▸ **TASK REQUIREMENTS**: Write out the material exactly, with the pictures left out.

▸ **EXERCISE MATERIAL**:
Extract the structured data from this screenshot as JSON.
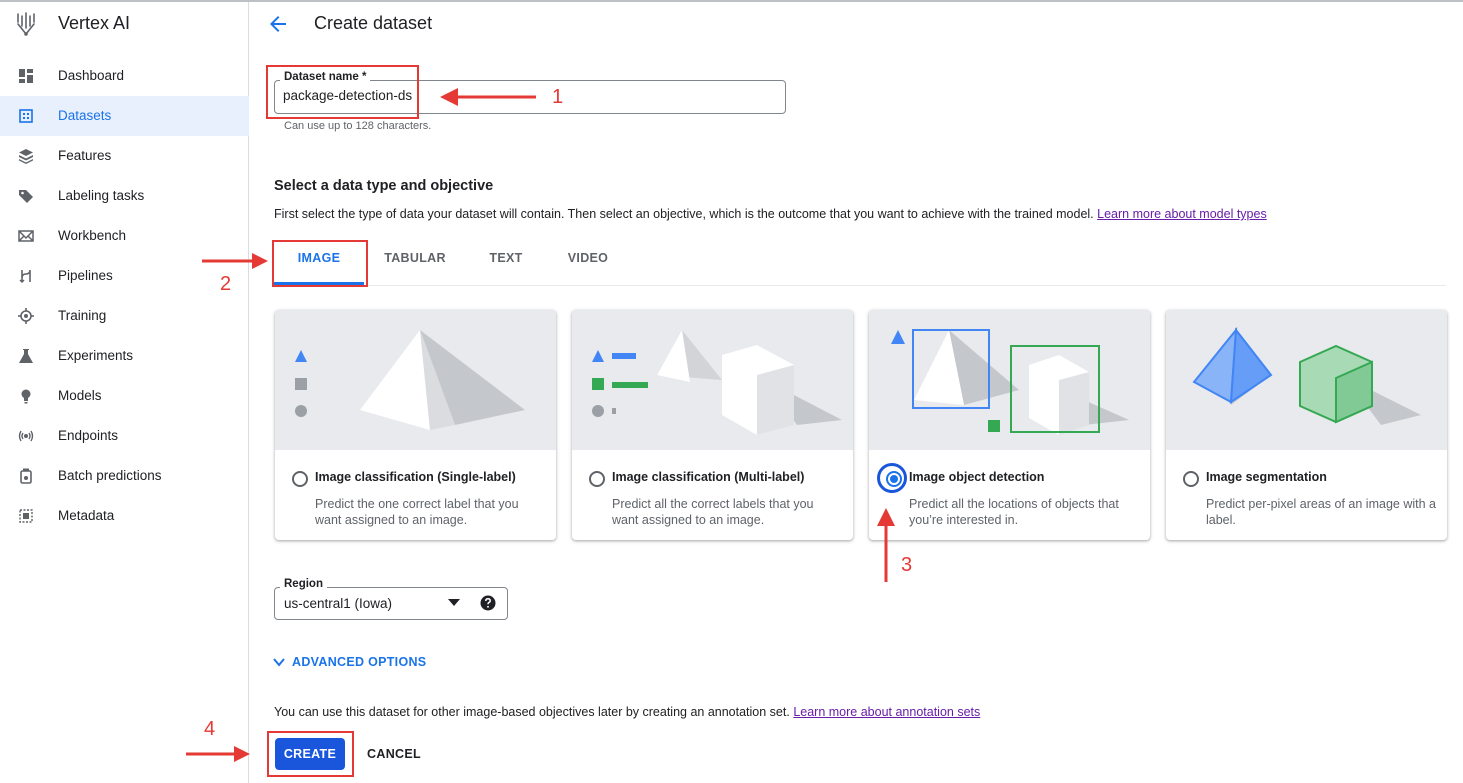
{
  "app": {
    "title": "Vertex AI"
  },
  "sidebar": {
    "items": [
      {
        "label": "Dashboard",
        "icon": "dashboard-icon"
      },
      {
        "label": "Datasets",
        "icon": "datasets-icon",
        "active": true
      },
      {
        "label": "Features",
        "icon": "features-icon"
      },
      {
        "label": "Labeling tasks",
        "icon": "tag-icon"
      },
      {
        "label": "Workbench",
        "icon": "workbench-icon"
      },
      {
        "label": "Pipelines",
        "icon": "pipelines-icon"
      },
      {
        "label": "Training",
        "icon": "training-icon"
      },
      {
        "label": "Experiments",
        "icon": "flask-icon"
      },
      {
        "label": "Models",
        "icon": "lightbulb-icon"
      },
      {
        "label": "Endpoints",
        "icon": "broadcast-icon"
      },
      {
        "label": "Batch predictions",
        "icon": "batch-icon"
      },
      {
        "label": "Metadata",
        "icon": "metadata-icon"
      }
    ]
  },
  "header": {
    "title": "Create dataset",
    "back_icon": "arrow-back-icon"
  },
  "dataset_name": {
    "label": "Dataset name *",
    "value": "package-detection-ds",
    "hint": "Can use up to 128 characters."
  },
  "section": {
    "title": "Select a data type and objective",
    "description": "First select the type of data your dataset will contain. Then select an objective, which is the outcome that you want to achieve with the trained model.",
    "learn_more": "Learn more about model types"
  },
  "tabs": [
    {
      "label": "IMAGE",
      "active": true
    },
    {
      "label": "TABULAR"
    },
    {
      "label": "TEXT"
    },
    {
      "label": "VIDEO"
    }
  ],
  "objectives": [
    {
      "title": "Image classification (Single-label)",
      "description": "Predict the one correct label that you want assigned to an image.",
      "selected": false
    },
    {
      "title": "Image classification (Multi-label)",
      "description": "Predict all the correct labels that you want assigned to an image.",
      "selected": false
    },
    {
      "title": "Image object detection",
      "description": "Predict all the locations of objects that you’re interested in.",
      "selected": true
    },
    {
      "title": "Image segmentation",
      "description": "Predict per-pixel areas of an image with a label.",
      "selected": false
    }
  ],
  "region": {
    "label": "Region",
    "value": "us-central1 (Iowa)",
    "help_icon": "help-circle-icon"
  },
  "advanced": {
    "label": "ADVANCED OPTIONS",
    "icon": "chevron-down-icon"
  },
  "footer": {
    "note": "You can use this dataset for other image-based objectives later by creating an annotation set.",
    "learn_more": "Learn more about annotation sets"
  },
  "buttons": {
    "create": "CREATE",
    "cancel": "CANCEL"
  },
  "annotations": {
    "step1": "1",
    "step2": "2",
    "step3": "3",
    "step4": "4"
  },
  "colors": {
    "accent": "#1a73e8",
    "primary_button": "#1a56db",
    "annotation": "#e53935",
    "link_visited": "#681da8",
    "green_shape": "#34a853",
    "image_bg": "#e8eaed"
  }
}
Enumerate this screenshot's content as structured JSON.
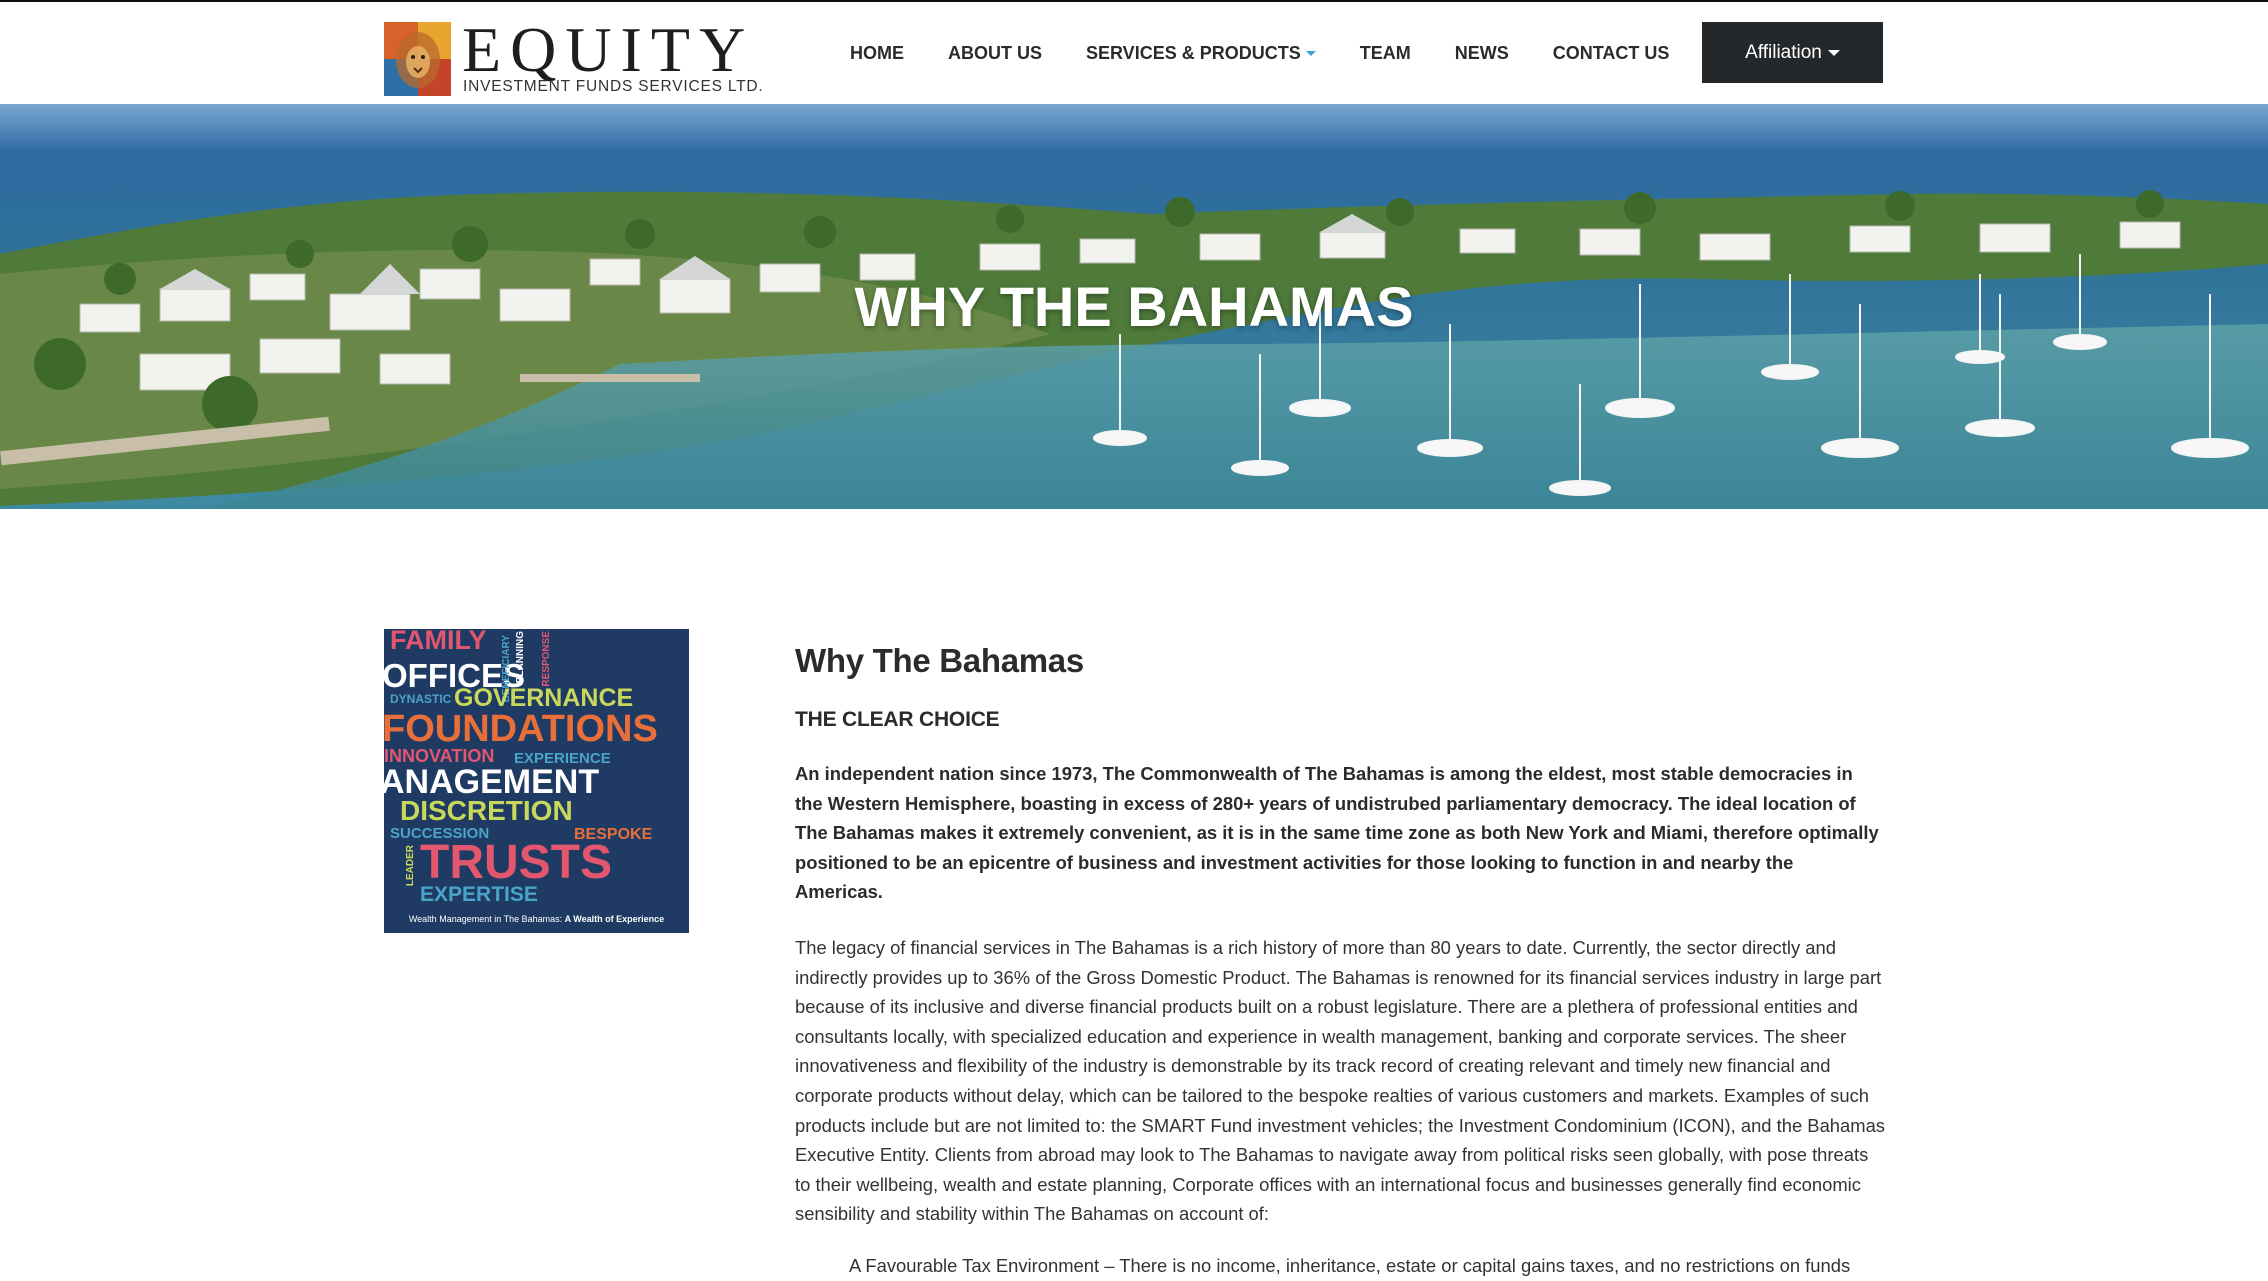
{
  "header": {
    "logo_word": "EQUITY",
    "logo_sub": "INVESTMENT FUNDS SERVICES LTD.",
    "nav": [
      "HOME",
      "ABOUT US",
      "SERVICES & PRODUCTS",
      "TEAM",
      "NEWS",
      "CONTACT US"
    ],
    "affiliation_label": "Affiliation"
  },
  "hero": {
    "title": "WHY THE BAHAMAS"
  },
  "aside": {
    "words": [
      "FAMILY",
      "OFFICES",
      "BENEFICIARY",
      "PLANNING",
      "RESPONSE",
      "DYNASTIC",
      "GOVERNANCE",
      "FOUNDATIONS",
      "INNOVATION",
      "EXPERIENCE",
      "ANAGEMENT",
      "DISCRETION",
      "SUCCESSION",
      "BESPOKE",
      "LEADER",
      "TRUSTS",
      "EXPERTISE"
    ],
    "caption_plain": "Wealth Management in The Bahamas: ",
    "caption_bold": "A Wealth of Experience"
  },
  "main": {
    "title": "Why The Bahamas",
    "subtitle": "THE CLEAR CHOICE",
    "lead": "An independent nation since 1973, The Commonwealth of The Bahamas is among the eldest, most stable democracies in the Western Hemisphere, boasting in excess of 280+ years of undistrubed parliamentary democracy. The ideal location of The Bahamas makes it extremely convenient, as it is in the same time zone as both New York and Miami, therefore optimally positioned to be an epicentre of business and investment activities for those looking to function in and nearby the Americas.",
    "body": "The legacy of financial services in The Bahamas is a rich history of more than 80 years to date. Currently, the sector directly and indirectly provides up to 36% of the Gross Domestic Product. The Bahamas is renowned for its financial services industry in large part because of its inclusive and diverse financial products built on a robust legislature. There are a plethera of professional entities and consultants locally, with specialized education and experience in wealth management, banking and corporate services. The sheer innovativeness and flexibility of the industry is demonstrable by its track record of creating relevant and timely new financial and corporate products without delay, which can be tailored to the bespoke realties of various customers and markets. Examples of such products include but are not limited to: the SMART Fund investment vehicles; the Investment Condominium (ICON), and the Bahamas Executive Entity. Clients from abroad may look to The Bahamas to navigate away from political risks seen globally, with pose threats to their wellbeing, wealth and estate planning, Corporate offices with an international focus and businesses generally find economic sensibility and stability within The Bahamas on account of:",
    "bullet_1": "A Favourable Tax Environment – There is no income, inheritance, estate or capital gains taxes, and no restrictions on funds"
  },
  "colors": {
    "accent": "#3aa3d8",
    "button_bg": "#25282b",
    "aside_bg": "#1f3b63"
  }
}
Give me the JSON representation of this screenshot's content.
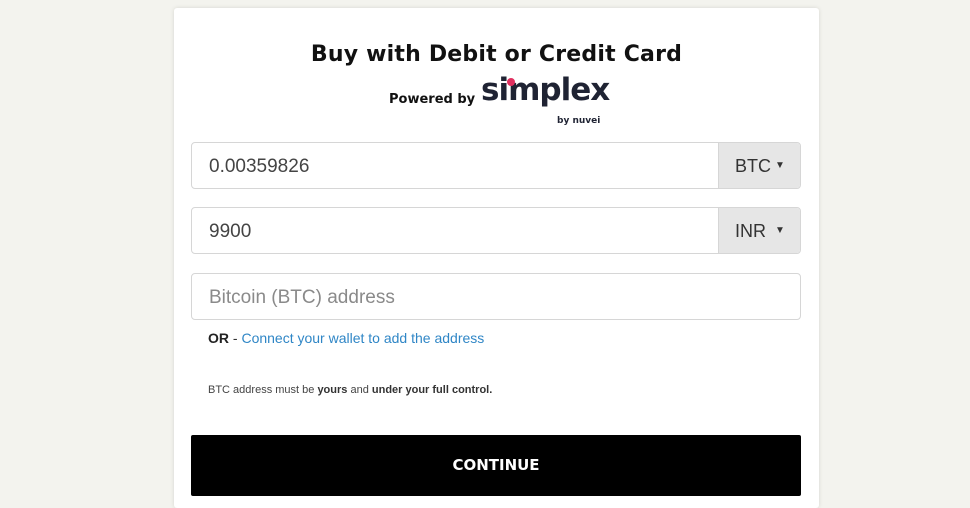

▸ **TASK SOLUTION**:
Extract the structured data from this screenshot as JSON.
{
  "app": {
    "title": "Vertex AI"
  },
  "sidebar": {
    "items": [
      {
        "label": "Dashboard",
        "icon": "dashboard-icon"
      },
      {
        "label": "Datasets",
        "icon": "datasets-icon",
        "active": true
      },
      {
        "label": "Features",
        "icon": "features-icon"
      },
      {
        "label": "Labeling tasks",
        "icon": "tag-icon"
      },
      {
        "label": "Workbench",
        "icon": "workbench-icon"
      },
      {
        "label": "Pipelines",
        "icon": "pipelines-icon"
      },
      {
        "label": "Training",
        "icon": "training-icon"
      },
      {
        "label": "Experiments",
        "icon": "flask-icon"
      },
      {
        "label": "Models",
        "icon": "lightbulb-icon"
      },
      {
        "label": "Endpoints",
        "icon": "broadcast-icon"
      },
      {
        "label": "Batch predictions",
        "icon": "batch-icon"
      },
      {
        "label": "Metadata",
        "icon": "metadata-icon"
      }
    ]
  },
  "header": {
    "title": "Create dataset",
    "back_icon": "arrow-back-icon"
  },
  "dataset_name": {
    "label": "Dataset name *",
    "value": "package-detection-ds",
    "hint": "Can use up to 128 characters."
  },
  "section": {
    "title": "Select a data type and objective",
    "description": "First select the type of data your dataset will contain. Then select an objective, which is the outcome that you want to achieve with the trained model.",
    "learn_more": "Learn more about model types"
  },
  "tabs": [
    {
      "label": "IMAGE",
      "active": true
    },
    {
      "label": "TABULAR"
    },
    {
      "label": "TEXT"
    },
    {
      "label": "VIDEO"
    }
  ],
  "objectives": [
    {
      "title": "Image classification (Single-label)",
      "description": "Predict the one correct label that you want assigned to an image.",
      "selected": false
    },
    {
      "title": "Image classification (Multi-label)",
      "description": "Predict all the correct labels that you want assigned to an image.",
      "selected": false
    },
    {
      "title": "Image object detection",
      "description": "Predict all the locations of objects that you’re interested in.",
      "selected": true
    },
    {
      "title": "Image segmentation",
      "description": "Predict per-pixel areas of an image with a label.",
      "selected": false
    }
  ],
  "region": {
    "label": "Region",
    "value": "us-central1 (Iowa)",
    "help_icon": "help-circle-icon"
  },
  "advanced": {
    "label": "ADVANCED OPTIONS",
    "icon": "chevron-down-icon"
  },
  "footer": {
    "note": "You can use this dataset for other image-based objectives later by creating an annotation set.",
    "learn_more": "Learn more about annotation sets"
  },
  "buttons": {
    "create": "CREATE",
    "cancel": "CANCEL"
  },
  "annotations": {
    "step1": "1",
    "step2": "2",
    "step3": "3",
    "step4": "4"
  },
  "colors": {
    "accent": "#1a73e8",
    "primary_button": "#1a56db",
    "annotation": "#e53935",
    "link_visited": "#681da8",
    "green_shape": "#34a853",
    "image_bg": "#e8eaed"
  }
}
Enumerate this screenshot's content as structured JSON.
{
  "header": {
    "logo_word": "EQUITY",
    "logo_sub": "INVESTMENT FUNDS SERVICES LTD.",
    "nav": [
      "HOME",
      "ABOUT US",
      "SERVICES & PRODUCTS",
      "TEAM",
      "NEWS",
      "CONTACT US"
    ],
    "affiliation_label": "Affiliation"
  },
  "hero": {
    "title": "WHY THE BAHAMAS"
  },
  "aside": {
    "words": [
      "FAMILY",
      "OFFICES",
      "BENEFICIARY",
      "PLANNING",
      "RESPONSE",
      "DYNASTIC",
      "GOVERNANCE",
      "FOUNDATIONS",
      "INNOVATION",
      "EXPERIENCE",
      "ANAGEMENT",
      "DISCRETION",
      "SUCCESSION",
      "BESPOKE",
      "LEADER",
      "TRUSTS",
      "EXPERTISE"
    ],
    "caption_plain": "Wealth Management in The Bahamas: ",
    "caption_bold": "A Wealth of Experience"
  },
  "main": {
    "title": "Why The Bahamas",
    "subtitle": "THE CLEAR CHOICE",
    "lead": "An independent nation since 1973, The Commonwealth of The Bahamas is among the eldest, most stable democracies in the Western Hemisphere, boasting in excess of 280+ years of undistrubed parliamentary democracy. The ideal location of The Bahamas makes it extremely convenient, as it is in the same time zone as both New York and Miami, therefore optimally positioned to be an epicentre of business and investment activities for those looking to function in and nearby the Americas.",
    "body": "The legacy of financial services in The Bahamas is a rich history of more than 80 years to date. Currently, the sector directly and indirectly provides up to 36% of the Gross Domestic Product. The Bahamas is renowned for its financial services industry in large part because of its inclusive and diverse financial products built on a robust legislature. There are a plethera of professional entities and consultants locally, with specialized education and experience in wealth management, banking and corporate services. The sheer innovativeness and flexibility of the industry is demonstrable by its track record of creating relevant and timely new financial and corporate products without delay, which can be tailored to the bespoke realties of various customers and markets. Examples of such products include but are not limited to: the SMART Fund investment vehicles; the Investment Condominium (ICON), and the Bahamas Executive Entity. Clients from abroad may look to The Bahamas to navigate away from political risks seen globally, with pose threats to their wellbeing, wealth and estate planning, Corporate offices with an international focus and businesses generally find economic sensibility and stability within The Bahamas on account of:",
    "bullet_1": "A Favourable Tax Environment – There is no income, inheritance, estate or capital gains taxes, and no restrictions on funds"
  },
  "colors": {
    "accent": "#3aa3d8",
    "button_bg": "#25282b",
    "aside_bg": "#1f3b63"
  }
}
Give me the JSON representation of this screenshot's content.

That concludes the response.